[Source data]
##########

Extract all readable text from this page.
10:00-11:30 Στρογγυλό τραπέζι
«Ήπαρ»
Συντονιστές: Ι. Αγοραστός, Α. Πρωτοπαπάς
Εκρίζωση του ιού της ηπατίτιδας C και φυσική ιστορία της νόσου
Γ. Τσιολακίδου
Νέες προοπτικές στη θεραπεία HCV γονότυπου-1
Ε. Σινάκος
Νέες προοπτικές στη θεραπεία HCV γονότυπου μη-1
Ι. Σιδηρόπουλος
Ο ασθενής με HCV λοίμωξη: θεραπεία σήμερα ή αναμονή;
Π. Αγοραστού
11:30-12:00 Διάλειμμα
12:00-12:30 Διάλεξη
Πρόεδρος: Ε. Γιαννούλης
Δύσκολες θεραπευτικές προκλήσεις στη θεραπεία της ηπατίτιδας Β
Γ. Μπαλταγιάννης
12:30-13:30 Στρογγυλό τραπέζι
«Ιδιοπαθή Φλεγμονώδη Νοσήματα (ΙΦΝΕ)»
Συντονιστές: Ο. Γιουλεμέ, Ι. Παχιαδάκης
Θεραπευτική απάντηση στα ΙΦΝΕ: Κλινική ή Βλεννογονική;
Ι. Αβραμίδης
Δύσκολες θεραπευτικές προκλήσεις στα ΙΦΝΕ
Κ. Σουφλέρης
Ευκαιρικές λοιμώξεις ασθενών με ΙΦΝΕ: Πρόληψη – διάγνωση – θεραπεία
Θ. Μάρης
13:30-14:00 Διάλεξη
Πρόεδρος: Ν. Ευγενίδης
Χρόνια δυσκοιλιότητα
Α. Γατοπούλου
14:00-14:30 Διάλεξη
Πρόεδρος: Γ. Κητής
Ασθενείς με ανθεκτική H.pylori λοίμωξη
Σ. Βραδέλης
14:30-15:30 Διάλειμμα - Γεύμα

##########

**PROBLEM DETAILS**
Extract the complete listing verbatim.

**FINISHED EXERCISE**
Extract all readable text from this page.
10:00-11:30 Στρογγυλό τραπέζι
«Ήπαρ»
Συντονιστές: Ι. Αγοραστός, Α. Πρωτοπαπάς
Εκρίζωση του ιού της ηπατίτιδας C και φυσική ιστορία της νόσου
Γ. Τσιολακίδου
Νέες προοπτικές στη θεραπεία HCV γονότυπου-1
Ε. Σινάκος
Νέες προοπτικές στη θεραπεία HCV γονότυπου μη-1
Ι. Σιδηρόπουλος
Ο ασθενής με HCV λοίμωξη: θεραπεία σήμερα ή αναμονή;
Π. Αγοραστού
11:30-12:00 Διάλειμμα
12:00-12:30 Διάλεξη
Πρόεδρος: Ε. Γιαννούλης
Δύσκολες θεραπευτικές προκλήσεις στη θεραπεία της ηπατίτιδας Β
Γ. Μπαλταγιάννης
12:30-13:30 Στρογγυλό τραπέζι
«Ιδιοπαθή Φλεγμονώδη Νοσήματα (ΙΦΝΕ)»
Συντονιστές: Ο. Γιουλεμέ, Ι. Παχιαδάκης
Θεραπευτική απάντηση στα ΙΦΝΕ: Κλινική ή Βλεννογονική;
Ι. Αβραμίδης
Δύσκολες θεραπευτικές προκλήσεις στα ΙΦΝΕ
Κ. Σουφλέρης
Ευκαιρικές λοιμώξεις ασθενών με ΙΦΝΕ: Πρόληψη – διάγνωση – θεραπεία
Θ. Μάρης
13:30-14:00 Διάλεξη
Πρόεδρος: Ν. Ευγενίδης
Χρόνια δυσκοιλιότητα
Α. Γατοπούλου
14:00-14:30 Διάλεξη
Πρόεδρος: Γ. Κητής
Ασθενείς με ανθεκτική H.pylori λοίμωξη
Σ. Βραδέλης
14:30-15:30 Διάλειμμα - Γεύμα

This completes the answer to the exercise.